* Supplied data:
● ● ● ●
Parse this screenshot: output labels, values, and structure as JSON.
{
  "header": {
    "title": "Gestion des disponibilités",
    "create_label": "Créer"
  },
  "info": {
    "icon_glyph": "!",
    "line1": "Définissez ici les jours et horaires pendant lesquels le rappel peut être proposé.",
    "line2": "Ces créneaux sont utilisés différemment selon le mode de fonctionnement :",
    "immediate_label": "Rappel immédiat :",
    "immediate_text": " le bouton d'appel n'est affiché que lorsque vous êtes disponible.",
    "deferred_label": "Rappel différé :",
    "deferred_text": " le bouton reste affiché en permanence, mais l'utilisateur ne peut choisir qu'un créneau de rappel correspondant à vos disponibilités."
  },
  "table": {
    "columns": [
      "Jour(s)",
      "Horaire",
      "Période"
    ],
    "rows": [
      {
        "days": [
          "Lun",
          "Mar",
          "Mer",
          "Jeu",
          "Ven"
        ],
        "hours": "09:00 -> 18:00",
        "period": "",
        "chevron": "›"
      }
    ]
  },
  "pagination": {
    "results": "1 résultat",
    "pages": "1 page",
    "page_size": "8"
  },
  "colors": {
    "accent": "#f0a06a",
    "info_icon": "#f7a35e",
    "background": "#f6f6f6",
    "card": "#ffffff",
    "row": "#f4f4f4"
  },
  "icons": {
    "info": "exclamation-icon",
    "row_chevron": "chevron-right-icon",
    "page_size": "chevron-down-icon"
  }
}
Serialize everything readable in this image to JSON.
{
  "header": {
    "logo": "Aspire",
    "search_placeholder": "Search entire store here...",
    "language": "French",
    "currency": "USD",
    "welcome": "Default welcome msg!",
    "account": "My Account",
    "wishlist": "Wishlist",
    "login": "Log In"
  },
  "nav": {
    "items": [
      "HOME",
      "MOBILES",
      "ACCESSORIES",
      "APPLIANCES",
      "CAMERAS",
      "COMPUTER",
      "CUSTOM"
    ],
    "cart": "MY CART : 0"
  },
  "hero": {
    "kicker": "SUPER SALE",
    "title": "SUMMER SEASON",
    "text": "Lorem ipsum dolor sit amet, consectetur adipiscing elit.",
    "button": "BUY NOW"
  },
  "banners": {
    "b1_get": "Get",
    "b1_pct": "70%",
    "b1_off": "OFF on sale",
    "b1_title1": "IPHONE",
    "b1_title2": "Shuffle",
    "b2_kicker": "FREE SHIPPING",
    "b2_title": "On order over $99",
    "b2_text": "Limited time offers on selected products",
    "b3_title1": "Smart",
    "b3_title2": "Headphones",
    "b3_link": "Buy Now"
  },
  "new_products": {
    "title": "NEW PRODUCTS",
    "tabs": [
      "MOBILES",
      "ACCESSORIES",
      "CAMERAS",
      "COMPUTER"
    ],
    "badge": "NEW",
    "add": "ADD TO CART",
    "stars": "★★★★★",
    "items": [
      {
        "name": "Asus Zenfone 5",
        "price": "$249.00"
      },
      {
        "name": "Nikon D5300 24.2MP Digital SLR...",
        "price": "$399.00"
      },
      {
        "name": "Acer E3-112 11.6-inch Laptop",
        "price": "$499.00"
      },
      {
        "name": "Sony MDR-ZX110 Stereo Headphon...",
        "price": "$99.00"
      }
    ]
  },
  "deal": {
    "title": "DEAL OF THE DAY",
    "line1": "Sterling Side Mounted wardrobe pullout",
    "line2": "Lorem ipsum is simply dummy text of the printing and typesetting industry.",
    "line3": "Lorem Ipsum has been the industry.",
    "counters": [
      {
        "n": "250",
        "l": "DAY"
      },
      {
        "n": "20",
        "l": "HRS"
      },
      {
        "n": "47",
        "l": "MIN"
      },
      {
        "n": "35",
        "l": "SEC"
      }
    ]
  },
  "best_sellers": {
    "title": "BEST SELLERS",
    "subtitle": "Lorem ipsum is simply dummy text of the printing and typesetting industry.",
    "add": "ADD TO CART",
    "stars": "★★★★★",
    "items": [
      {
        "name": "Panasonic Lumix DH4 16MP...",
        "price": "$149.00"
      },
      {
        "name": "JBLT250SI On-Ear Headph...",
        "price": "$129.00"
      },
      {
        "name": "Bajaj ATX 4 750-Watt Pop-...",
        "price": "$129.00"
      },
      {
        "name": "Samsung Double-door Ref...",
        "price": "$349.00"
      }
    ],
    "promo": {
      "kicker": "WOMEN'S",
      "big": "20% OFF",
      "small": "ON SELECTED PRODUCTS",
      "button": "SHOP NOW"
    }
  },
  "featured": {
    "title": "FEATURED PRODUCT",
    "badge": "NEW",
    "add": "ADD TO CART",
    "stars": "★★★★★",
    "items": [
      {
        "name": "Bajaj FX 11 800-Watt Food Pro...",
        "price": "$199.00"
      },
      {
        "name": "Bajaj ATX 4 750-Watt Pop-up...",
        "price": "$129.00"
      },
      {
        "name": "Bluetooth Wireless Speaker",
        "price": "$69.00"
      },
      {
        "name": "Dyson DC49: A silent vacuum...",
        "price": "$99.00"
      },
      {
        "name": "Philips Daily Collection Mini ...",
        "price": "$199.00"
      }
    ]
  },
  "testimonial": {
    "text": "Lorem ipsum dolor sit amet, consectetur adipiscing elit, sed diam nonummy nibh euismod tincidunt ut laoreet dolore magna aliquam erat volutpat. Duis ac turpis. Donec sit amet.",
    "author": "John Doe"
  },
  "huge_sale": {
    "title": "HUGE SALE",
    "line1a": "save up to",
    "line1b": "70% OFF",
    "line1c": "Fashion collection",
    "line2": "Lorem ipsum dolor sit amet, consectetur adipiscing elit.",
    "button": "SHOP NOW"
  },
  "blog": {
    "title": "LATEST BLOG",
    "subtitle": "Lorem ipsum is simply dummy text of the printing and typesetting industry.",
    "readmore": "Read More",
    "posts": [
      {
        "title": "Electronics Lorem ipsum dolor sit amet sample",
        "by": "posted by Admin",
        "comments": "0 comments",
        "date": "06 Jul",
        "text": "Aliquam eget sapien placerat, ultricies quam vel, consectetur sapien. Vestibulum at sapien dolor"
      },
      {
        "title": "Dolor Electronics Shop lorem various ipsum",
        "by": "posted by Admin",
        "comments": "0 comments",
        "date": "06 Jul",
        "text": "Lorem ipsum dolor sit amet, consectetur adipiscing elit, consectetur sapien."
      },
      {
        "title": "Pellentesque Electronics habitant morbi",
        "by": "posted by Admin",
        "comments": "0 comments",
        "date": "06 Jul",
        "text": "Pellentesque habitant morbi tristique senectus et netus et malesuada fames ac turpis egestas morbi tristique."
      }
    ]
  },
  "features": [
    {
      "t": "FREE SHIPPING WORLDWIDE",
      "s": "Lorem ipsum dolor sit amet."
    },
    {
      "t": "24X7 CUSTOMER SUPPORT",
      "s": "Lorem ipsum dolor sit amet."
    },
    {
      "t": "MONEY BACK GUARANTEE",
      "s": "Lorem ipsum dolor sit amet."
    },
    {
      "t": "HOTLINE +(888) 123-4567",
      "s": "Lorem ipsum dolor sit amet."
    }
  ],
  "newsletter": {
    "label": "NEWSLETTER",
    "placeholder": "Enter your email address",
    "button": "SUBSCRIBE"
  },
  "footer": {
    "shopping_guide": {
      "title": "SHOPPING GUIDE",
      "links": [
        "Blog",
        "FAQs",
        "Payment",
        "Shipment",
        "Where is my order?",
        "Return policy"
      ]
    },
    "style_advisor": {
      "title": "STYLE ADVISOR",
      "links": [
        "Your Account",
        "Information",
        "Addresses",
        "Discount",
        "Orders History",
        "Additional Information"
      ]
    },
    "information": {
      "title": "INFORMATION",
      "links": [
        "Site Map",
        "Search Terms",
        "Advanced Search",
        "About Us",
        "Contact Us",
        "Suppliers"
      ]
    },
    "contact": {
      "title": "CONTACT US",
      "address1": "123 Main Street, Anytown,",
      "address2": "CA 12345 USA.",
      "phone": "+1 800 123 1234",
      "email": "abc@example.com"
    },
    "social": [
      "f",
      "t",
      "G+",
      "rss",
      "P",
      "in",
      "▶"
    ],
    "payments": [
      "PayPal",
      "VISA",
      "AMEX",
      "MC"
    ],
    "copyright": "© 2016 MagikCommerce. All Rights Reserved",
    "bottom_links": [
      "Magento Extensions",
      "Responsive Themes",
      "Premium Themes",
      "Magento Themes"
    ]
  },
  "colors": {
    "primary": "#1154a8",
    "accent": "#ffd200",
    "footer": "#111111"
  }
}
● ● ● ●
* Task instructions: Read the data above. Pull out each line in which the string "FREE" appears.

* Task answer:
    "b2_kicker": "FREE SHIPPING",
      "t": "FREE SHIPPING WORLDWIDE",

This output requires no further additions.